━━━━━ SOURCE RECORDS

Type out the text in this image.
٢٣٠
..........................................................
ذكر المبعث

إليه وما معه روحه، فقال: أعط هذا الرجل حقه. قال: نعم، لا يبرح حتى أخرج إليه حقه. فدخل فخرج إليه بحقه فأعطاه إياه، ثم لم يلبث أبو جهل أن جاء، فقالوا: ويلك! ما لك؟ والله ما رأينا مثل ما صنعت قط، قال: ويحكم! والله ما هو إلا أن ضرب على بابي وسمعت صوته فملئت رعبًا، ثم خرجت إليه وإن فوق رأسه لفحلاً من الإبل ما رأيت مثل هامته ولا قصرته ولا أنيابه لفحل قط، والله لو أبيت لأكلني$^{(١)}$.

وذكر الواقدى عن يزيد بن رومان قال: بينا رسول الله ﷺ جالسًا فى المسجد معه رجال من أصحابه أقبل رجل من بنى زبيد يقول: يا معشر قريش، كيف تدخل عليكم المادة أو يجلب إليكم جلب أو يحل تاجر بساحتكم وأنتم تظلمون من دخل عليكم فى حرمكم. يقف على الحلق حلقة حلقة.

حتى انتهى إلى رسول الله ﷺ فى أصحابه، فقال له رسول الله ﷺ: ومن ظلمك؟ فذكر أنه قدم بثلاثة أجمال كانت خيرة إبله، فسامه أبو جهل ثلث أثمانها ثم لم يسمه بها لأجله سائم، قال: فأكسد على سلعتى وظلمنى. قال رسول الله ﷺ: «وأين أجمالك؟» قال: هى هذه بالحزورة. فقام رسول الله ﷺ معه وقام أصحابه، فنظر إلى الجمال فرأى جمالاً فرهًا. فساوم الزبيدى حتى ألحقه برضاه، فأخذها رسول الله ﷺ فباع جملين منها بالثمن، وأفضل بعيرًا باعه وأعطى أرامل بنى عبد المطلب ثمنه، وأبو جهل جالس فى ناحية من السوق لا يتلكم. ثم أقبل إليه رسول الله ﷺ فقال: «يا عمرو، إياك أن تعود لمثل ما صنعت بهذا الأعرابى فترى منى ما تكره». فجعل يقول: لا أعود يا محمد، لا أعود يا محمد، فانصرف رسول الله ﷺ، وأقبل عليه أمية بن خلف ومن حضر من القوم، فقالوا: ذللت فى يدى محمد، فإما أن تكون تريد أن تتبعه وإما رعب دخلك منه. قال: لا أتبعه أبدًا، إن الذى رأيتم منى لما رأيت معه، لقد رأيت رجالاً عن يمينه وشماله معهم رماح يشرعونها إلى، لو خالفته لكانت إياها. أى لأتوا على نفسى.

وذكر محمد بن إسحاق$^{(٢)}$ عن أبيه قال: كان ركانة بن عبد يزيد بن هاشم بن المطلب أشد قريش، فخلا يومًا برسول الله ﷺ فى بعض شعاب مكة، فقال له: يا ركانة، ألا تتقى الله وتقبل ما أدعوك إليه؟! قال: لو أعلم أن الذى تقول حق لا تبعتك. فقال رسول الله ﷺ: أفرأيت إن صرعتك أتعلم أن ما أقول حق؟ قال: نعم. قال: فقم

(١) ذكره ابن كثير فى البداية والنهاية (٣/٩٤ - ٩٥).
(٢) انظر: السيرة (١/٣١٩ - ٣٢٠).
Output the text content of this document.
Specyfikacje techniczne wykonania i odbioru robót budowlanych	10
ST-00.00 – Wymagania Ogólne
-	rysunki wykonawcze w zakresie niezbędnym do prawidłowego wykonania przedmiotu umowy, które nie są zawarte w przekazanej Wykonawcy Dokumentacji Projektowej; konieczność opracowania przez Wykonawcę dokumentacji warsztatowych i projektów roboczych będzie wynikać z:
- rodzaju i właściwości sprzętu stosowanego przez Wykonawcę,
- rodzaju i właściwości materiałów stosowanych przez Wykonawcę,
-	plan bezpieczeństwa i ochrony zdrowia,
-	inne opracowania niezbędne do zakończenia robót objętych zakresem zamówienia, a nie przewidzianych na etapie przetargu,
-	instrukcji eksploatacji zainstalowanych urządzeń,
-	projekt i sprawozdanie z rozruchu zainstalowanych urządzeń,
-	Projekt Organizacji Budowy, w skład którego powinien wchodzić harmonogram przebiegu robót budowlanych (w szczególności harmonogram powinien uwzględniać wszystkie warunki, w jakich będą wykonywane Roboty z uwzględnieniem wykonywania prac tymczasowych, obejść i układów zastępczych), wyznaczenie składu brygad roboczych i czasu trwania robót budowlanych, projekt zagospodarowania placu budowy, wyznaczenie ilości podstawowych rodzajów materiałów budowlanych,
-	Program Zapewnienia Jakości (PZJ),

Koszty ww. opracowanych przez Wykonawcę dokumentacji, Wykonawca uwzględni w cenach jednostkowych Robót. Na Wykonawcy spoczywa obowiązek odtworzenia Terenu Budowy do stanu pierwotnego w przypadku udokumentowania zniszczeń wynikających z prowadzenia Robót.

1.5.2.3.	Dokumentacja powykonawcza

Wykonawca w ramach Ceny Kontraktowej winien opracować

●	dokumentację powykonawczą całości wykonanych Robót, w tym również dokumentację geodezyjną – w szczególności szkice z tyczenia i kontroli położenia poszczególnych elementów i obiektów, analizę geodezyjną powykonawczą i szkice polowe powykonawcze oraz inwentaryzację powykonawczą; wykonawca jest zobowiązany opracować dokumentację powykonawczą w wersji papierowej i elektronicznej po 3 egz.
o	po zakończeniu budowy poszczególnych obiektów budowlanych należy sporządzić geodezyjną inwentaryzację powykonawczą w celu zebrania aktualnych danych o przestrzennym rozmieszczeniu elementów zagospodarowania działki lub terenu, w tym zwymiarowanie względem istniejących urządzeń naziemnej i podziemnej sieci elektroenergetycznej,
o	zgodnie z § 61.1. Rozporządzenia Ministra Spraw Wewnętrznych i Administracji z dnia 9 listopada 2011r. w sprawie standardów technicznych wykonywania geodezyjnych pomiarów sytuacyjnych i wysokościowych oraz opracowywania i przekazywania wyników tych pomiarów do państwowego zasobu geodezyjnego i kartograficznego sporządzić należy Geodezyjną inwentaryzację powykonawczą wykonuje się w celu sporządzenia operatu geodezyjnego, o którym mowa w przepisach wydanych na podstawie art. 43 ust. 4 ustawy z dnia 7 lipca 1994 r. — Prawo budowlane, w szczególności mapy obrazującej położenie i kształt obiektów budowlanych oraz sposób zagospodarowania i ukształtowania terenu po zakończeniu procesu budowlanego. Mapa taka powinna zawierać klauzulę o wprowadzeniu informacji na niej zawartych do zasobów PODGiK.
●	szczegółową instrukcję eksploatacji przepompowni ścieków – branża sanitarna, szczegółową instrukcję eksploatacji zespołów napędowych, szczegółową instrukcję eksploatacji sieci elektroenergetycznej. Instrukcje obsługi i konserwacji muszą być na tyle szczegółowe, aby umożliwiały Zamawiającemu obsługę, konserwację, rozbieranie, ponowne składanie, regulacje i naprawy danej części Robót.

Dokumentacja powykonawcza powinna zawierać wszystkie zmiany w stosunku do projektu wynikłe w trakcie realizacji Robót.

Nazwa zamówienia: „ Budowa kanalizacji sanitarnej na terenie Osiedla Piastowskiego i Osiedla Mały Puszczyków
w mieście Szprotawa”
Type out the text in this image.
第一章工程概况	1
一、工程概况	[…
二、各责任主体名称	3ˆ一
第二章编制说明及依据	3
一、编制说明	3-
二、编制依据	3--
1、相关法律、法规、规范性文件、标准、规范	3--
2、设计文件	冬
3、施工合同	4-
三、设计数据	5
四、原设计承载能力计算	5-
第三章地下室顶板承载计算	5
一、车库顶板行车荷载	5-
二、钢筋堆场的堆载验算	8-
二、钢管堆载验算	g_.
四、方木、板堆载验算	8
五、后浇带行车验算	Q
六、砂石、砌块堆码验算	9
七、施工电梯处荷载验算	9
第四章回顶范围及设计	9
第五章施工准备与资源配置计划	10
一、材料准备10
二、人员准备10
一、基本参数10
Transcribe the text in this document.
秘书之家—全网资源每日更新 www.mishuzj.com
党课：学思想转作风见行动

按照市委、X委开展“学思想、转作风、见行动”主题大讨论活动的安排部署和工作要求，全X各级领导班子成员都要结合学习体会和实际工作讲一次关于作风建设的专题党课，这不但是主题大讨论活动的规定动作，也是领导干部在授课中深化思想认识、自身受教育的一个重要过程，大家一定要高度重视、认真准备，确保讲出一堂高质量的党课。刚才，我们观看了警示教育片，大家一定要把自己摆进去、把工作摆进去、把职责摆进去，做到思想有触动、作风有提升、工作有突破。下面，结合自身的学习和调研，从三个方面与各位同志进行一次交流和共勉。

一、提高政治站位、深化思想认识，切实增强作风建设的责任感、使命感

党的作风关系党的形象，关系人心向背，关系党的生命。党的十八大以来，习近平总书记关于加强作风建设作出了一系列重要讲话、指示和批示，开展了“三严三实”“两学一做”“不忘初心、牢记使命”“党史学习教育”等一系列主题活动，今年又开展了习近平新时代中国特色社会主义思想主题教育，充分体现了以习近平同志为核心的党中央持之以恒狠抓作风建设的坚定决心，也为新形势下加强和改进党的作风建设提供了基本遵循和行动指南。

━━━━━━━━━━

Scan the listing above for the word "inwentaryzację" and copy every line that holds it.

#### OUTPUT BELOW
●	dokumentację powykonawczą całości wykonanych Robót, w tym również dokumentację geodezyjną – w szczególności szkice z tyczenia i kontroli położenia poszczególnych elementów i obiektów, analizę geodezyjną powykonawczą i szkice polowe powykonawcze oraz inwentaryzację powykonawczą; wykonawca jest zobowiązany opracować dokumentację powykonawczą w wersji papierowej i elektronicznej po 3 egz.
o	po zakończeniu budowy poszczególnych obiektów budowlanych należy sporządzić geodezyjną inwentaryzację powykonawczą w celu zebrania aktualnych danych o przestrzennym rozmieszczeniu elementów zagospodarowania działki lub terenu, w tym zwymiarowanie względem istniejących urządzeń naziemnej i podziemnej sieci elektroenergetycznej,
o	zgodnie z § 61.1. Rozporządzenia Ministra Spraw Wewnętrznych i Administracji z dnia 9 listopada 2011r. w sprawie standardów technicznych wykonywania geodezyjnych pomiarów sytuacyjnych i wysokościowych oraz opracowywania i przekazywania wyników tych pomiarów do państwowego zasobu geodezyjnego i kartograficznego sporządzić należy Geodezyjną inwentaryzację powykonawczą wykonuje się w celu sporządzenia operatu geodezyjnego, o którym mowa w przepisach wydanych na podstawie art. 43 ust. 4 ustawy z dnia 7 lipca 1994 r. — Prawo budowlane, w szczególności mapy obrazującej położenie i kształt obiektów budowlanych oraz sposób zagospodarowania i ukształtowania terenu po zakończeniu procesu budowlanego. Mapa taka powinna zawierać klauzulę o wprowadzeniu informacji na niej zawartych do zasobów PODGiK.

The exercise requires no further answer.